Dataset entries
^^^^

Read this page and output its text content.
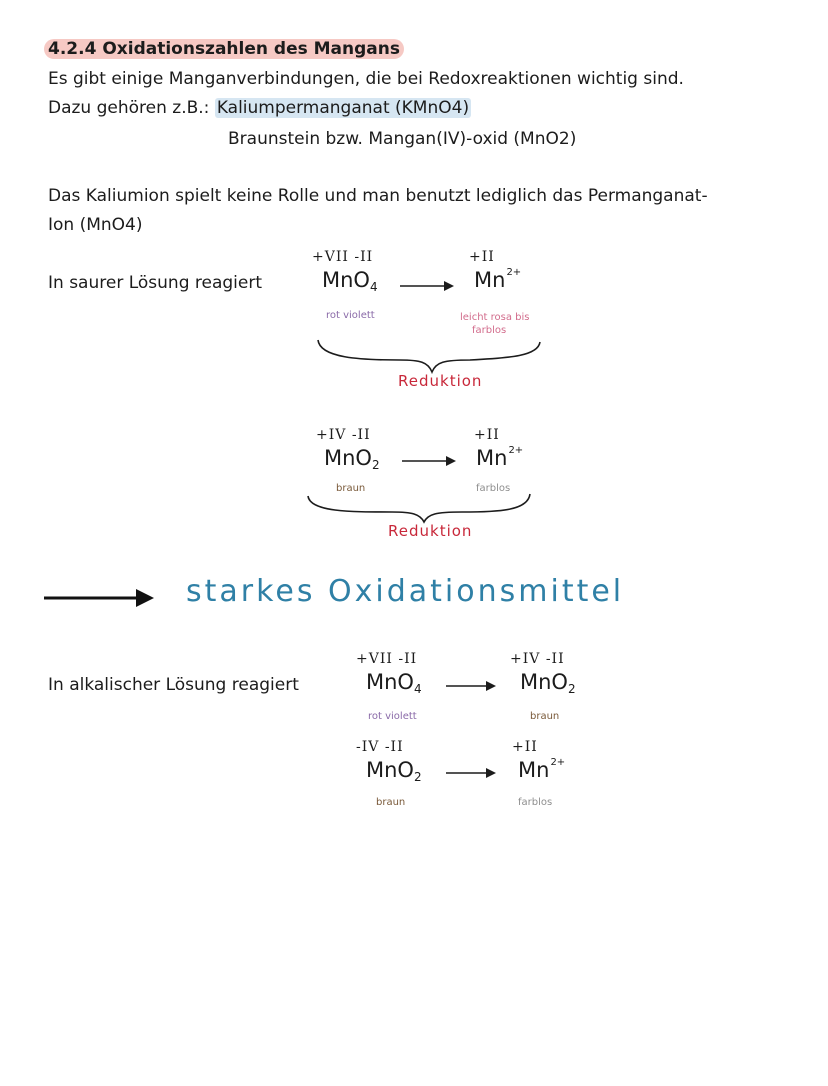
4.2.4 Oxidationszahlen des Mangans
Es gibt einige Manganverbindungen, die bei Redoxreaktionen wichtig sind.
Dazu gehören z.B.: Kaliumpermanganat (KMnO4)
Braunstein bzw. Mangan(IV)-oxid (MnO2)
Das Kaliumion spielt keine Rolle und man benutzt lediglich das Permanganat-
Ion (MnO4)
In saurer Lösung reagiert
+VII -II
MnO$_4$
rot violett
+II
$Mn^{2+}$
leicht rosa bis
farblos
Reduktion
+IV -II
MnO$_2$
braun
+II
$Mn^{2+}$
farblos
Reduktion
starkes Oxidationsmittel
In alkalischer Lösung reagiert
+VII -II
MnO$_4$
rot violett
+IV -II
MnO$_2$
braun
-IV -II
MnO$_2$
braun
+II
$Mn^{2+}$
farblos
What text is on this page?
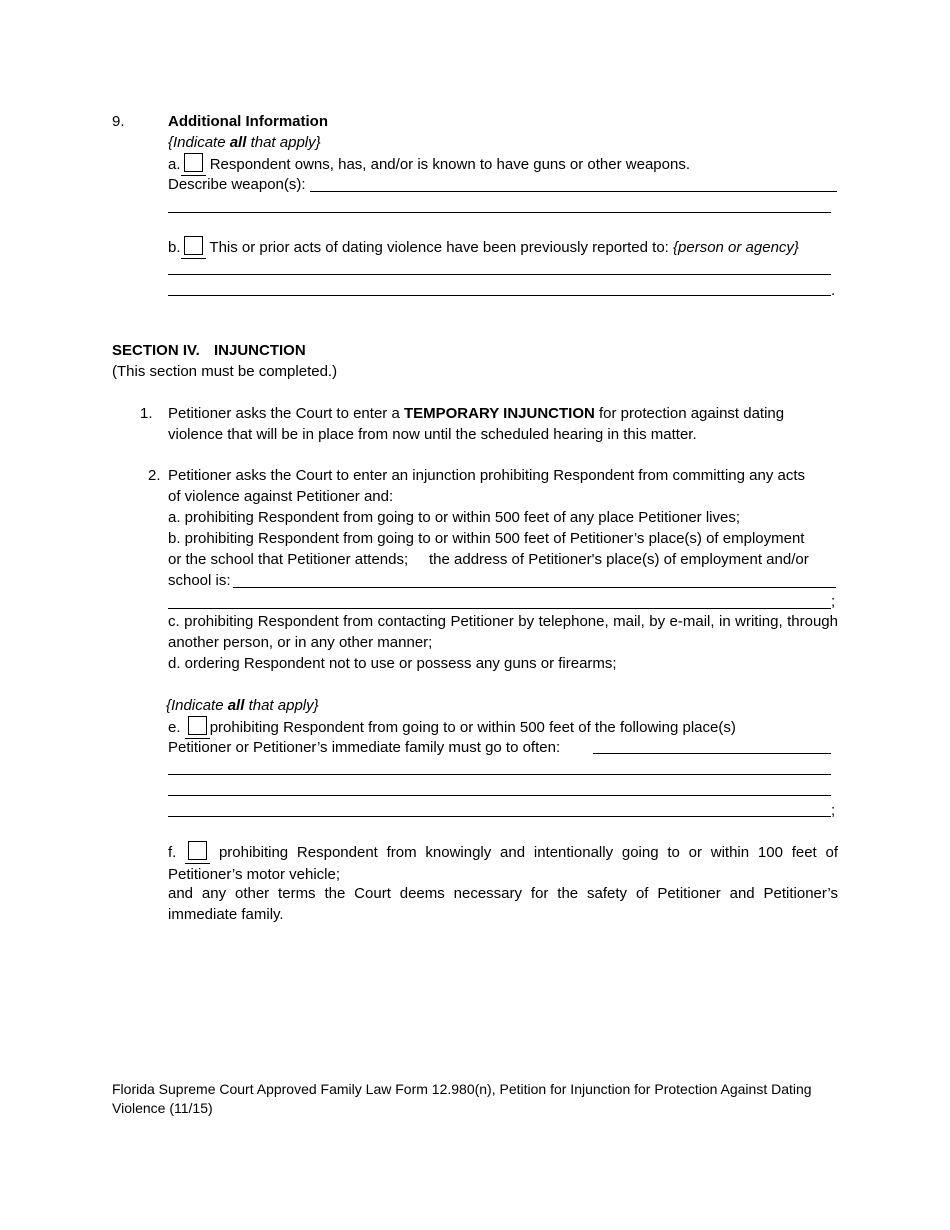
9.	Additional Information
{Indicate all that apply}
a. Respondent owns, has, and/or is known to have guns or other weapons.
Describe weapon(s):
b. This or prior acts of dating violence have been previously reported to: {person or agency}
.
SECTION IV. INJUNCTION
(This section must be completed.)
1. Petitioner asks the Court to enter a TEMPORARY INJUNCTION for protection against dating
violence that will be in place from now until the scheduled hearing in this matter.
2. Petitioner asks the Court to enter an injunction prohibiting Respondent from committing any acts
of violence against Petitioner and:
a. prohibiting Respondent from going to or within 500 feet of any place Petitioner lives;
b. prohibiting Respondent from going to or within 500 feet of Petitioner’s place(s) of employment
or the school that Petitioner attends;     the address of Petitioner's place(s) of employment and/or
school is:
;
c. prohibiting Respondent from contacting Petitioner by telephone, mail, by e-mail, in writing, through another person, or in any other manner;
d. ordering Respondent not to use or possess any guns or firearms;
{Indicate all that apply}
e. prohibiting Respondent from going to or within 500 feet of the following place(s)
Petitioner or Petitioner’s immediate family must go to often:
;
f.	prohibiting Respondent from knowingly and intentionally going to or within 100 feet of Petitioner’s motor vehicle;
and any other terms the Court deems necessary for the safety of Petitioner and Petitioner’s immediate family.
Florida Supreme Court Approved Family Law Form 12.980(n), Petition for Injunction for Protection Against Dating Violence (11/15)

^^^^

• [Requirement]
Pictures don't belong in the copy. Transcribe every record exactly as it appears.

• [The output]
Read this page and output its text content.
4.2.4 Oxidationszahlen des Mangans
Es gibt einige Manganverbindungen, die bei Redoxreaktionen wichtig sind.
Dazu gehören z.B.: Kaliumpermanganat (KMnO4)
Braunstein bzw. Mangan(IV)-oxid (MnO2)
Das Kaliumion spielt keine Rolle und man benutzt lediglich das Permanganat-
Ion (MnO4)
In saurer Lösung reagiert
+VII -II
MnO$_4$
rot violett
+II
$Mn^{2+}$
leicht rosa bis
farblos
Reduktion
+IV -II
MnO$_2$
braun
+II
$Mn^{2+}$
farblos
Reduktion
starkes Oxidationsmittel
In alkalischer Lösung reagiert
+VII -II
MnO$_4$
rot violett
+IV -II
MnO$_2$
braun
-IV -II
MnO$_2$
braun
+II
$Mn^{2+}$
farblos
What text is on this page?
9.	Additional Information
{Indicate all that apply}
a. Respondent owns, has, and/or is known to have guns or other weapons.
Describe weapon(s):
b. This or prior acts of dating violence have been previously reported to: {person or agency}
.
SECTION IV. INJUNCTION
(This section must be completed.)
1. Petitioner asks the Court to enter a TEMPORARY INJUNCTION for protection against dating
violence that will be in place from now until the scheduled hearing in this matter.
2. Petitioner asks the Court to enter an injunction prohibiting Respondent from committing any acts
of violence against Petitioner and:
a. prohibiting Respondent from going to or within 500 feet of any place Petitioner lives;
b. prohibiting Respondent from going to or within 500 feet of Petitioner’s place(s) of employment
or the school that Petitioner attends;     the address of Petitioner's place(s) of employment and/or
school is:
;
c. prohibiting Respondent from contacting Petitioner by telephone, mail, by e-mail, in writing, through another person, or in any other manner;
d. ordering Respondent not to use or possess any guns or firearms;
{Indicate all that apply}
e. prohibiting Respondent from going to or within 500 feet of the following place(s)
Petitioner or Petitioner’s immediate family must go to often:
;
f.	prohibiting Respondent from knowingly and intentionally going to or within 100 feet of Petitioner’s motor vehicle;
and any other terms the Court deems necessary for the safety of Petitioner and Petitioner’s immediate family.
Florida Supreme Court Approved Family Law Form 12.980(n), Petition for Injunction for Protection Against Dating Violence (11/15)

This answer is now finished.